▶ Short exercise
Copy every line of the data in which the word "JSON" occurs.

▶ Data supplied

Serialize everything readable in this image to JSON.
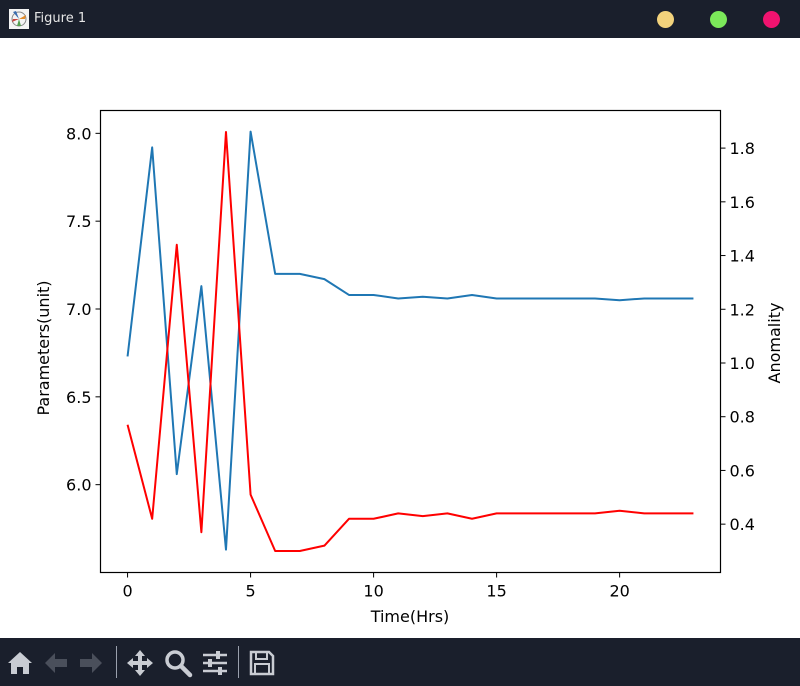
{
  "window": {
    "title": "Figure 1"
  },
  "icons": {
    "app": "matplotlib-figure-icon",
    "minimize": "minimize-button",
    "maximize": "maximize-button",
    "close": "close-button"
  },
  "toolbar": {
    "items": [
      "home-icon",
      "back-arrow-icon",
      "forward-arrow-icon",
      "pan-move-icon",
      "zoom-magnifier-icon",
      "configure-subplots-icon",
      "save-floppy-icon"
    ]
  },
  "chart_data": {
    "type": "line",
    "title": "",
    "xlabel": "Time(Hrs)",
    "ylabel": "Parameters(unit)",
    "y2label": "Anomality",
    "xlim": [
      -1.1,
      24.1
    ],
    "ylim": [
      5.5,
      8.13
    ],
    "y2lim": [
      0.22,
      1.94
    ],
    "xticks": [
      0,
      5,
      10,
      15,
      20
    ],
    "yticks": [
      6.0,
      6.5,
      7.0,
      7.5,
      8.0
    ],
    "y2ticks": [
      0.4,
      0.6,
      0.8,
      1.0,
      1.2,
      1.4,
      1.6,
      1.8
    ],
    "x": [
      0,
      1,
      2,
      3,
      4,
      5,
      6,
      7,
      8,
      9,
      10,
      11,
      12,
      13,
      14,
      15,
      16,
      17,
      18,
      19,
      20,
      21,
      22,
      23
    ],
    "series": [
      {
        "axis": "left",
        "color": "#1f77b4",
        "values": [
          6.73,
          7.92,
          6.06,
          7.13,
          5.63,
          8.01,
          7.2,
          7.2,
          7.17,
          7.08,
          7.08,
          7.06,
          7.07,
          7.06,
          7.08,
          7.06,
          7.06,
          7.06,
          7.06,
          7.06,
          7.05,
          7.06,
          7.06,
          7.06
        ]
      },
      {
        "axis": "right",
        "color": "#ff0000",
        "values": [
          0.77,
          0.42,
          1.44,
          0.37,
          1.86,
          0.51,
          0.3,
          0.3,
          0.32,
          0.42,
          0.42,
          0.44,
          0.43,
          0.44,
          0.42,
          0.44,
          0.44,
          0.44,
          0.44,
          0.44,
          0.45,
          0.44,
          0.44,
          0.44
        ]
      }
    ],
    "grid": false,
    "legend": "none"
  }
}
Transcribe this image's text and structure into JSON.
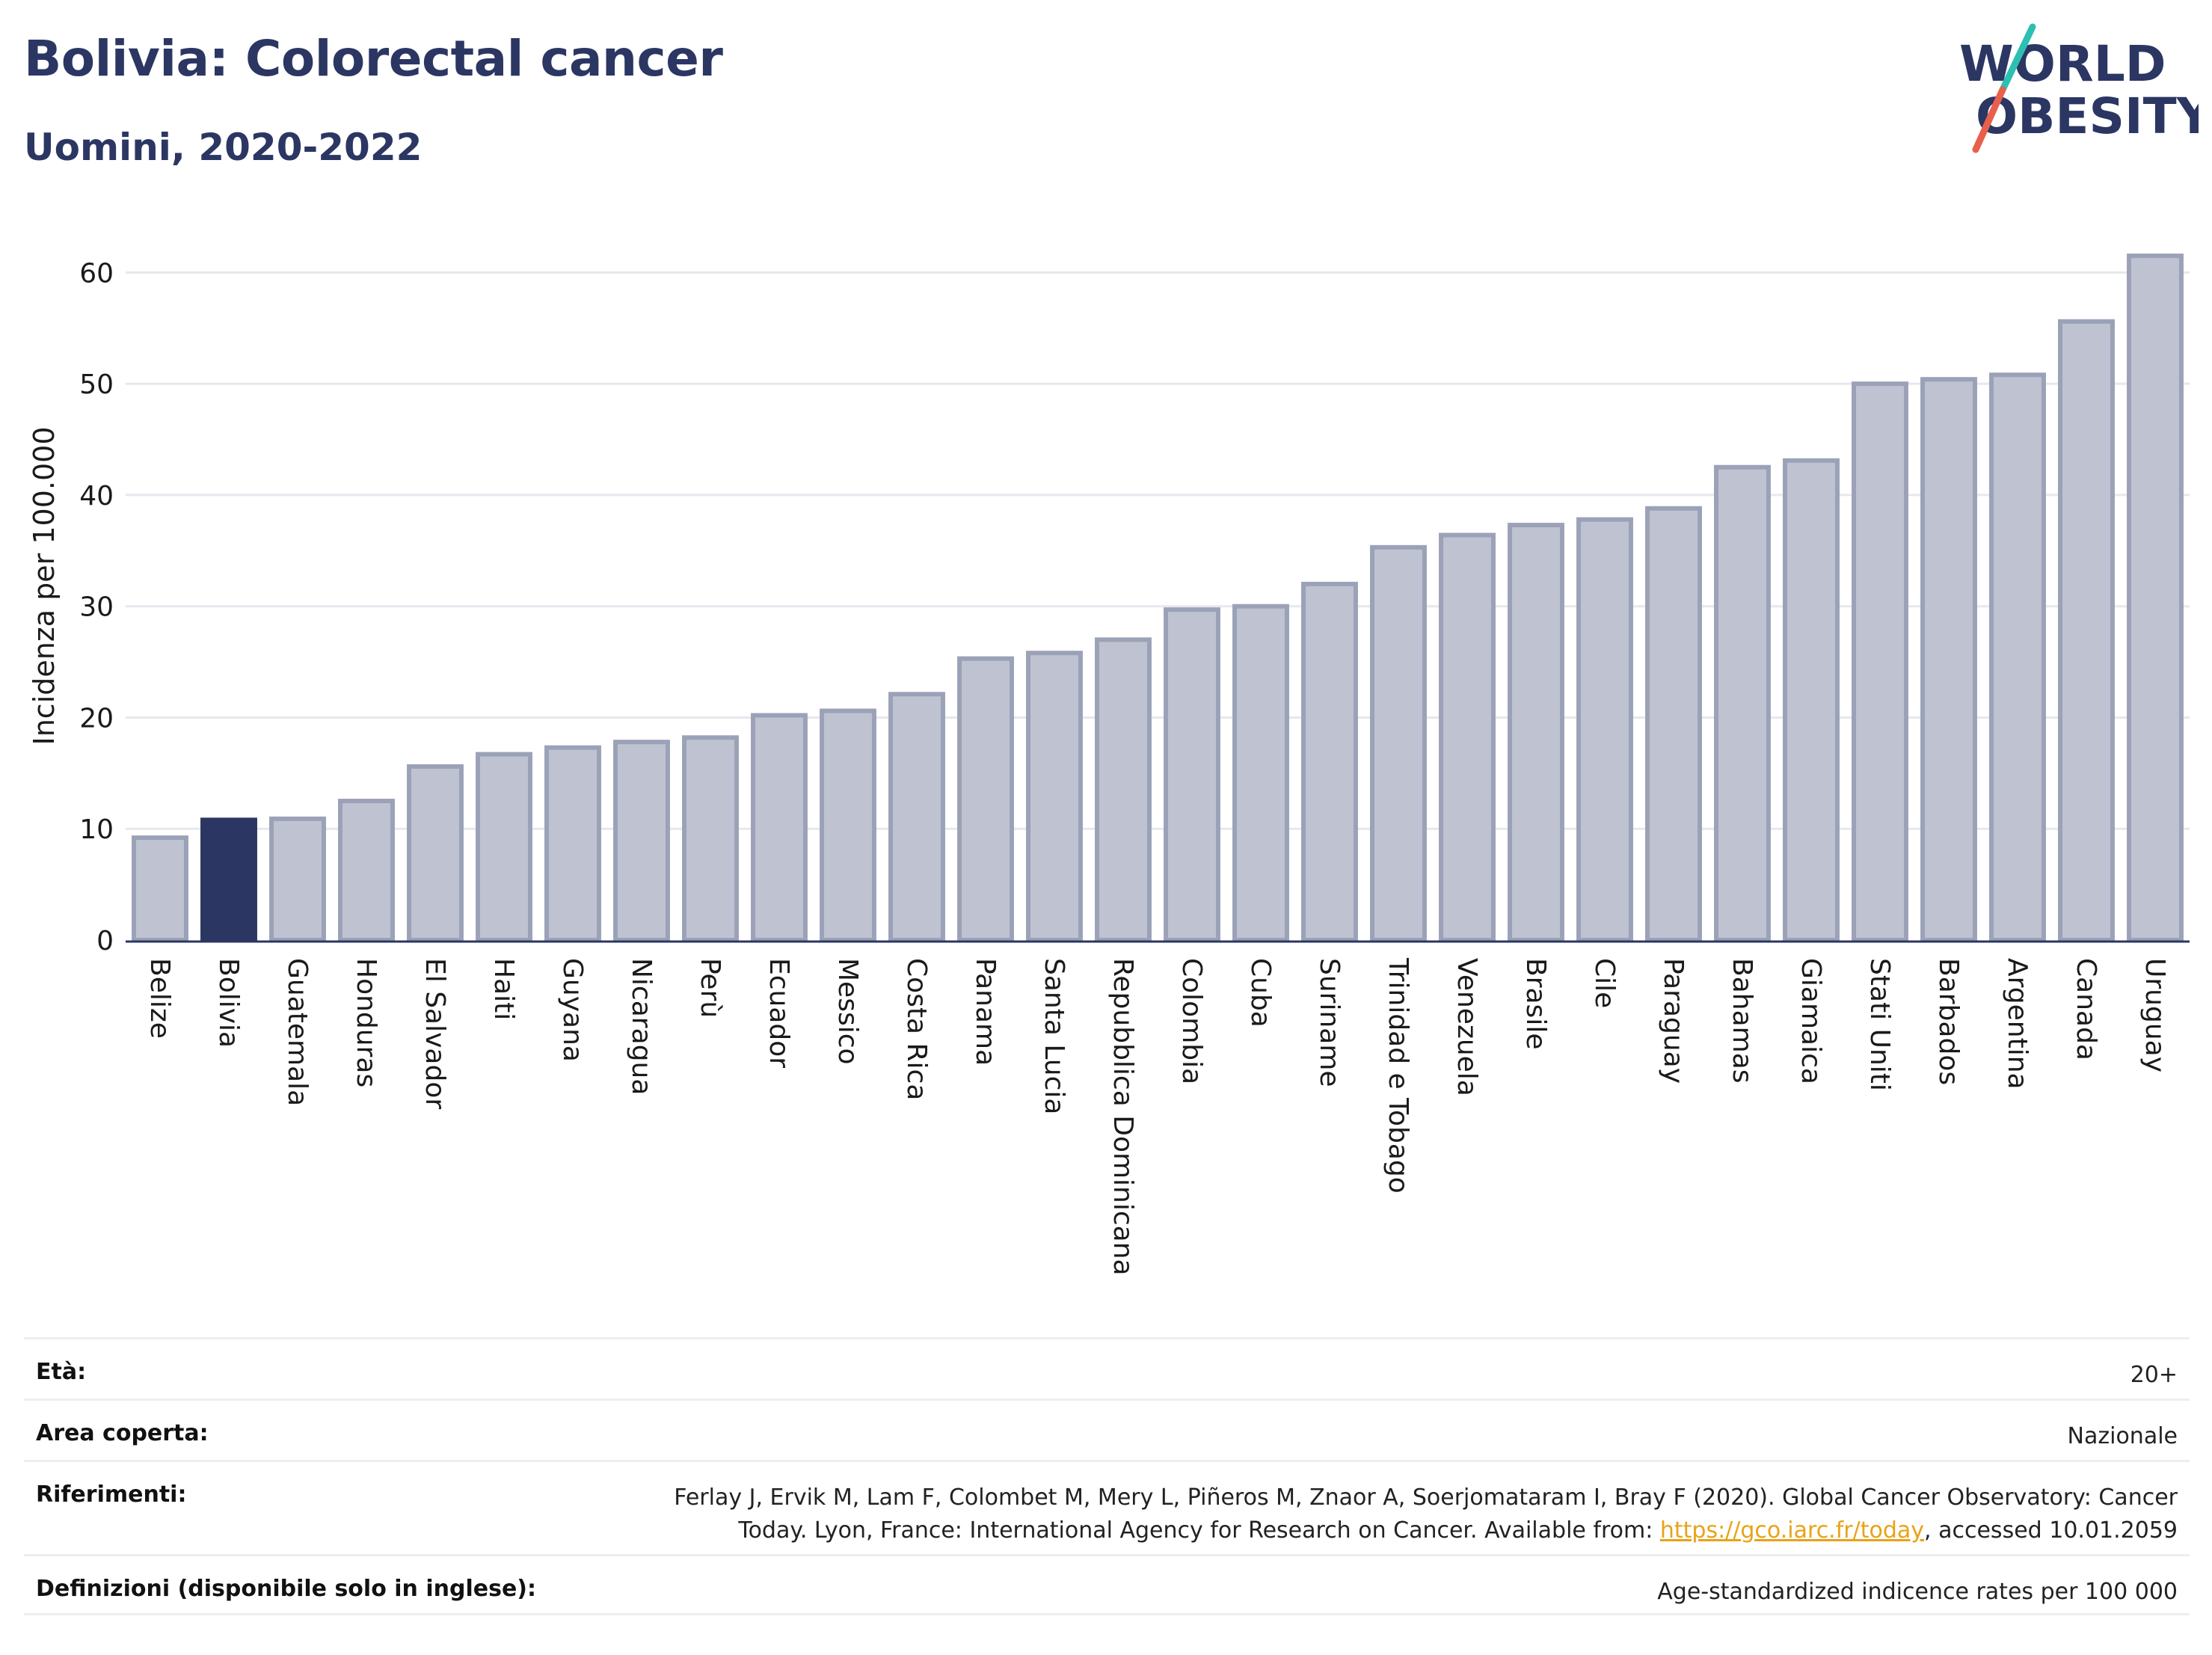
{
  "header": {
    "title": "Bolivia: Colorectal cancer",
    "subtitle": "Uomini, 2020-2022"
  },
  "logo": {
    "line1": "WORLD",
    "line2": "OBESITY",
    "accent_colors": [
      "#2cc0b3",
      "#e8604c"
    ]
  },
  "colors": {
    "highlight": "#2b3663",
    "bar_fill": "#bfc3d1",
    "bar_stroke": "#9ba2b8",
    "title": "#2b3663",
    "link": "#e8a317"
  },
  "chart_data": {
    "type": "bar",
    "ylabel": "Incidenza per 100.000",
    "ylim": [
      0,
      65
    ],
    "yticks": [
      0,
      10,
      20,
      30,
      40,
      50,
      60
    ],
    "grid": true,
    "highlight": "Bolivia",
    "categories": [
      "Belize",
      "Bolivia",
      "Guatemala",
      "Honduras",
      "El Salvador",
      "Haiti",
      "Guyana",
      "Nicaragua",
      "Perù",
      "Ecuador",
      "Messico",
      "Costa Rica",
      "Panama",
      "Santa Lucia",
      "Repubblica Dominicana",
      "Colombia",
      "Cuba",
      "Suriname",
      "Trinidad e Tobago",
      "Venezuela",
      "Brasile",
      "Cile",
      "Paraguay",
      "Bahamas",
      "Giamaica",
      "Stati Uniti",
      "Barbados",
      "Argentina",
      "Canada",
      "Uruguay"
    ],
    "values": [
      9.2,
      10.8,
      10.9,
      12.5,
      15.6,
      16.7,
      17.3,
      17.8,
      18.2,
      20.2,
      20.6,
      22.1,
      25.3,
      25.8,
      27.0,
      29.7,
      30.0,
      32.0,
      35.3,
      36.4,
      37.3,
      37.8,
      38.8,
      42.5,
      43.1,
      50.0,
      50.4,
      50.8,
      55.6,
      61.5
    ]
  },
  "meta": [
    {
      "key": "Età:",
      "value": "20+"
    },
    {
      "key": "Area coperta:",
      "value": "Nazionale"
    },
    {
      "key": "Riferimenti:",
      "value_line1": "Ferlay J, Ervik M, Lam F, Colombet M, Mery L, Piñeros M, Znaor A, Soerjomataram I, Bray F (2020). Global Cancer Observatory: Cancer",
      "value_pre": "Today. Lyon, France: International Agency for Research on Cancer. Available from: ",
      "link": "https://gco.iarc.fr/today",
      "value_post": ", accessed 10.01.2059"
    },
    {
      "key": "Definizioni (disponibile solo in inglese):",
      "value": "Age-standardized indicence rates per 100 000"
    }
  ]
}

▶ Solution to this problem
Serialize everything readable in this image to JSON.
Transcribe this image's text and structure into JSON.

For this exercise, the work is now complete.